> [WHAT YOU NEED TO DO]: Copy every line of the entries that includes the word "JSON".

--- RECORDS TO PROCESS ---

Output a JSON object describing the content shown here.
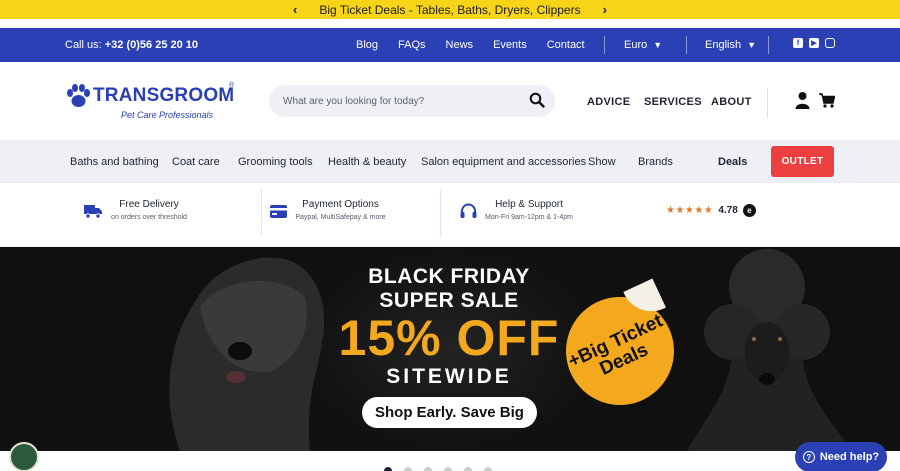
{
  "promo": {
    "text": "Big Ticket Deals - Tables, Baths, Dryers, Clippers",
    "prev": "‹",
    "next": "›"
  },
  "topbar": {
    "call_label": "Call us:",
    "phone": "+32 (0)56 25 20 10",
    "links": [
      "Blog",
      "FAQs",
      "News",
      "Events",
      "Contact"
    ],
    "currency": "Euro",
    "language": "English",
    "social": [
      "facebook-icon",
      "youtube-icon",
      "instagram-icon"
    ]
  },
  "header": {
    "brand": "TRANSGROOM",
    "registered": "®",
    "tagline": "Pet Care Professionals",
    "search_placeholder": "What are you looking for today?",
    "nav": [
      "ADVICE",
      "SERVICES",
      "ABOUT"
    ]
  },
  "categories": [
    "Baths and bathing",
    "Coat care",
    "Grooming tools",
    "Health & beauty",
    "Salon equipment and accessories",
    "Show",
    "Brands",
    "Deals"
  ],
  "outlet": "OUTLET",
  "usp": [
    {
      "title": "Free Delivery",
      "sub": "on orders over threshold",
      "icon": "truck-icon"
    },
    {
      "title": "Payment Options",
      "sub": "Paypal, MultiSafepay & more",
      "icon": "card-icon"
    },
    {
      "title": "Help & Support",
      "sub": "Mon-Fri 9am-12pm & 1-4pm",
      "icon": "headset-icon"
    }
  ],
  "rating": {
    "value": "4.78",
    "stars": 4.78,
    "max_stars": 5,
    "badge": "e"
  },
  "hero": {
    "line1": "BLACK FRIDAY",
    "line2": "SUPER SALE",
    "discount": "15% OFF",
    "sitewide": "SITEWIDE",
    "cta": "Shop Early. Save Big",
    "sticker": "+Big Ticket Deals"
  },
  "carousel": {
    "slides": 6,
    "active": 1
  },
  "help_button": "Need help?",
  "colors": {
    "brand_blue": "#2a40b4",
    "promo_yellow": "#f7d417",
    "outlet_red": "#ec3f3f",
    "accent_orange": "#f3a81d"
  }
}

---
--- RECORDS TO PROCESS ---

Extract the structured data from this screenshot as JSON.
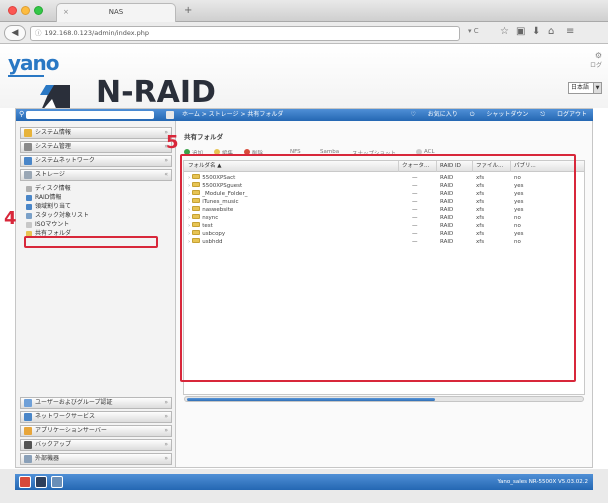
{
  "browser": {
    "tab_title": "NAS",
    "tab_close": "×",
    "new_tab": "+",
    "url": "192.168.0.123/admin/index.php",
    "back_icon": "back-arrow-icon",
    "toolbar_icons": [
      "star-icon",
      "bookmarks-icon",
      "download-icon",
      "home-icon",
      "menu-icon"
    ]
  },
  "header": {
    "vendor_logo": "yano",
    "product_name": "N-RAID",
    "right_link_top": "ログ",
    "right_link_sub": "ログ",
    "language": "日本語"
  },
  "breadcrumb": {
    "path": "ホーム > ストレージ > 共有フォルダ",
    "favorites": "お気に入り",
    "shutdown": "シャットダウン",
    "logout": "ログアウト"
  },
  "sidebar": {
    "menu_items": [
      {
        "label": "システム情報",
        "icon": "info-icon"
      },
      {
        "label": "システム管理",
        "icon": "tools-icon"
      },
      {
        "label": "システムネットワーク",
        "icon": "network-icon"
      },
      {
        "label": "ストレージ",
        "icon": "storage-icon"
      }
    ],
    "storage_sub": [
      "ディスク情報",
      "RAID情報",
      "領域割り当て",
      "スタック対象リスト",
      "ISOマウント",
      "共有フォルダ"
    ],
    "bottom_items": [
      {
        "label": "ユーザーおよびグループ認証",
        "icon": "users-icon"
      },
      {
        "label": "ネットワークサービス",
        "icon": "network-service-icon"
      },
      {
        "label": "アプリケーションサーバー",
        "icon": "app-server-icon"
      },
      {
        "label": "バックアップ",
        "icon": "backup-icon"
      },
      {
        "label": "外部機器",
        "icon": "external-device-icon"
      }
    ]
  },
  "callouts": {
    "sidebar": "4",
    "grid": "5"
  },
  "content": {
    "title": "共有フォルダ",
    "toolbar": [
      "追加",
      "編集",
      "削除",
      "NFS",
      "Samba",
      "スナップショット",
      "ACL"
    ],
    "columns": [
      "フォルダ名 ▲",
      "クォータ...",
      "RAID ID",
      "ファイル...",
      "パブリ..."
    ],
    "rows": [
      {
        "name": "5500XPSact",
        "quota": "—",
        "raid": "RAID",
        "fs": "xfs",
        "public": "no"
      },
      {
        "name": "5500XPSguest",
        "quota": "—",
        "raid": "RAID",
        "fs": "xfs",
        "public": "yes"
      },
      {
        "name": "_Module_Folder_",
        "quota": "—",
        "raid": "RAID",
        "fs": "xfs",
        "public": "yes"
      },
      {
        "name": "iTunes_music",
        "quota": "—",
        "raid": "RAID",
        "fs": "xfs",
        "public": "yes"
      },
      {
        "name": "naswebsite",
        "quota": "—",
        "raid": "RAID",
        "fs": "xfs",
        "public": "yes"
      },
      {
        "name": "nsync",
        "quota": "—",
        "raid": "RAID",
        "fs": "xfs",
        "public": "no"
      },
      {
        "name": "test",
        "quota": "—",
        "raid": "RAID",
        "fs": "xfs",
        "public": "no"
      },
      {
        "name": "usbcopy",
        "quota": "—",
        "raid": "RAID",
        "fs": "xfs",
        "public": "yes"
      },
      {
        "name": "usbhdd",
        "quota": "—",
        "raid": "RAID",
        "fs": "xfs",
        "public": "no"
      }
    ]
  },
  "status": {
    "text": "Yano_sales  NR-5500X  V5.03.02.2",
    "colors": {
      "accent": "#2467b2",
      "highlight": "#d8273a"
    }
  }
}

---

> [ANSWER]:
Output a JSON object describing the content shown here.
Extract the structured data from this screenshot as JSON.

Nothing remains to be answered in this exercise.